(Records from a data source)
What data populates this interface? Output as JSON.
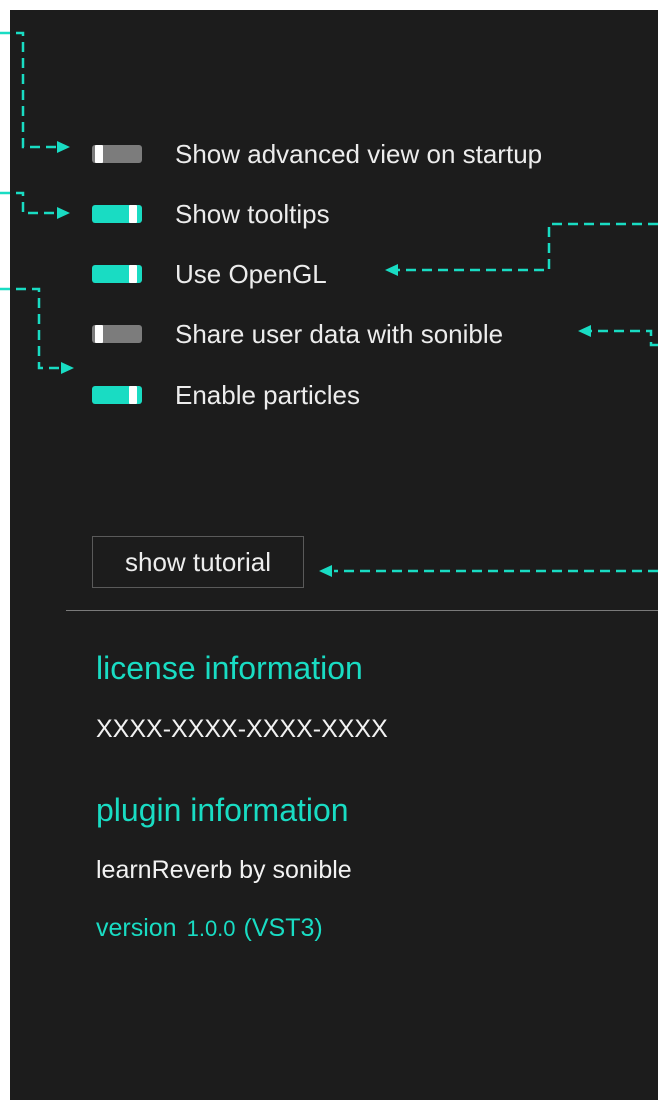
{
  "settings": [
    {
      "label": "Show advanced view on startup",
      "enabled": false
    },
    {
      "label": "Show tooltips",
      "enabled": true
    },
    {
      "label": "Use OpenGL",
      "enabled": true
    },
    {
      "label": "Share user data with sonible",
      "enabled": false
    },
    {
      "label": "Enable particles",
      "enabled": true
    }
  ],
  "tutorial_button": {
    "label": "show tutorial"
  },
  "license": {
    "heading": "license information",
    "key": "XXXX-XXXX-XXXX-XXXX"
  },
  "plugin": {
    "heading": "plugin information",
    "name": "learnReverb by sonible",
    "version_prefix": "version",
    "version_number": "1.0.0",
    "version_format": "(VST3)"
  },
  "colors": {
    "background": "#1c1c1c",
    "accent": "#19dcc3",
    "toggle_off": "#7c7c7c",
    "text": "#ececec"
  }
}
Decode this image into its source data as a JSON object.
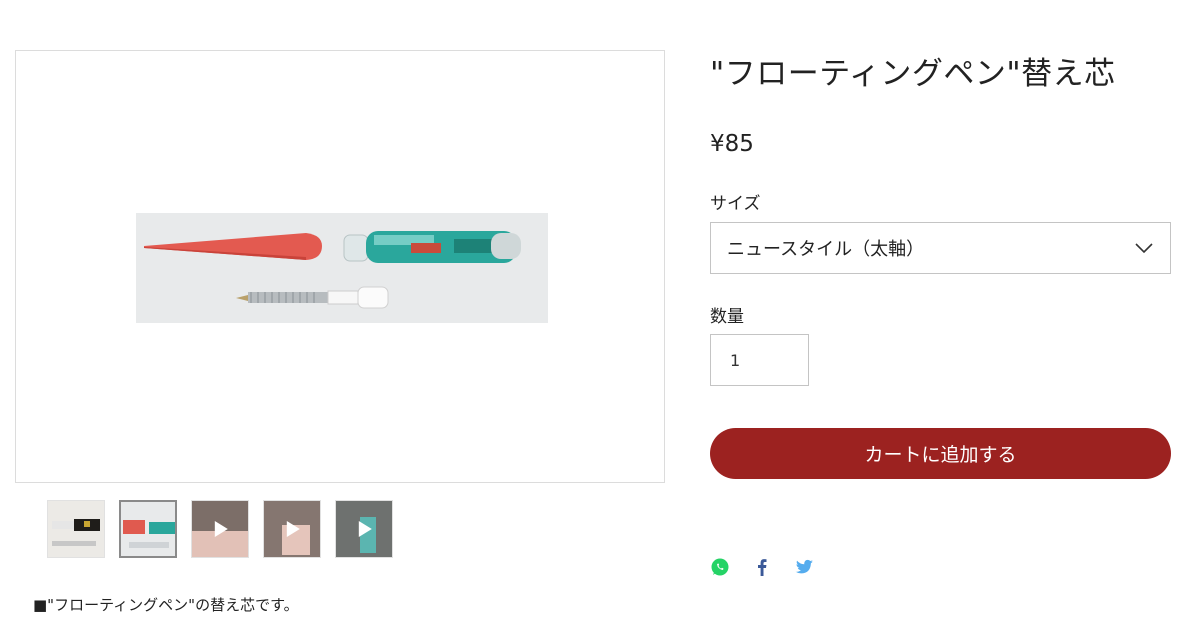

> Given task
Pictures in the records must not appear in the copy; transcribe everything else precisely.

> Correct result
What data populates this interface? Output as JSON.
{
  "settings": [
    {
      "label": "Show advanced view on startup",
      "enabled": false
    },
    {
      "label": "Show tooltips",
      "enabled": true
    },
    {
      "label": "Use OpenGL",
      "enabled": true
    },
    {
      "label": "Share user data with sonible",
      "enabled": false
    },
    {
      "label": "Enable particles",
      "enabled": true
    }
  ],
  "tutorial_button": {
    "label": "show tutorial"
  },
  "license": {
    "heading": "license information",
    "key": "XXXX-XXXX-XXXX-XXXX"
  },
  "plugin": {
    "heading": "plugin information",
    "name": "learnReverb by sonible",
    "version_prefix": "version",
    "version_number": "1.0.0",
    "version_format": "(VST3)"
  },
  "colors": {
    "background": "#1c1c1c",
    "accent": "#19dcc3",
    "toggle_off": "#7c7c7c",
    "text": "#ececec"
  }
}
Decode this image into its source data as a JSON object.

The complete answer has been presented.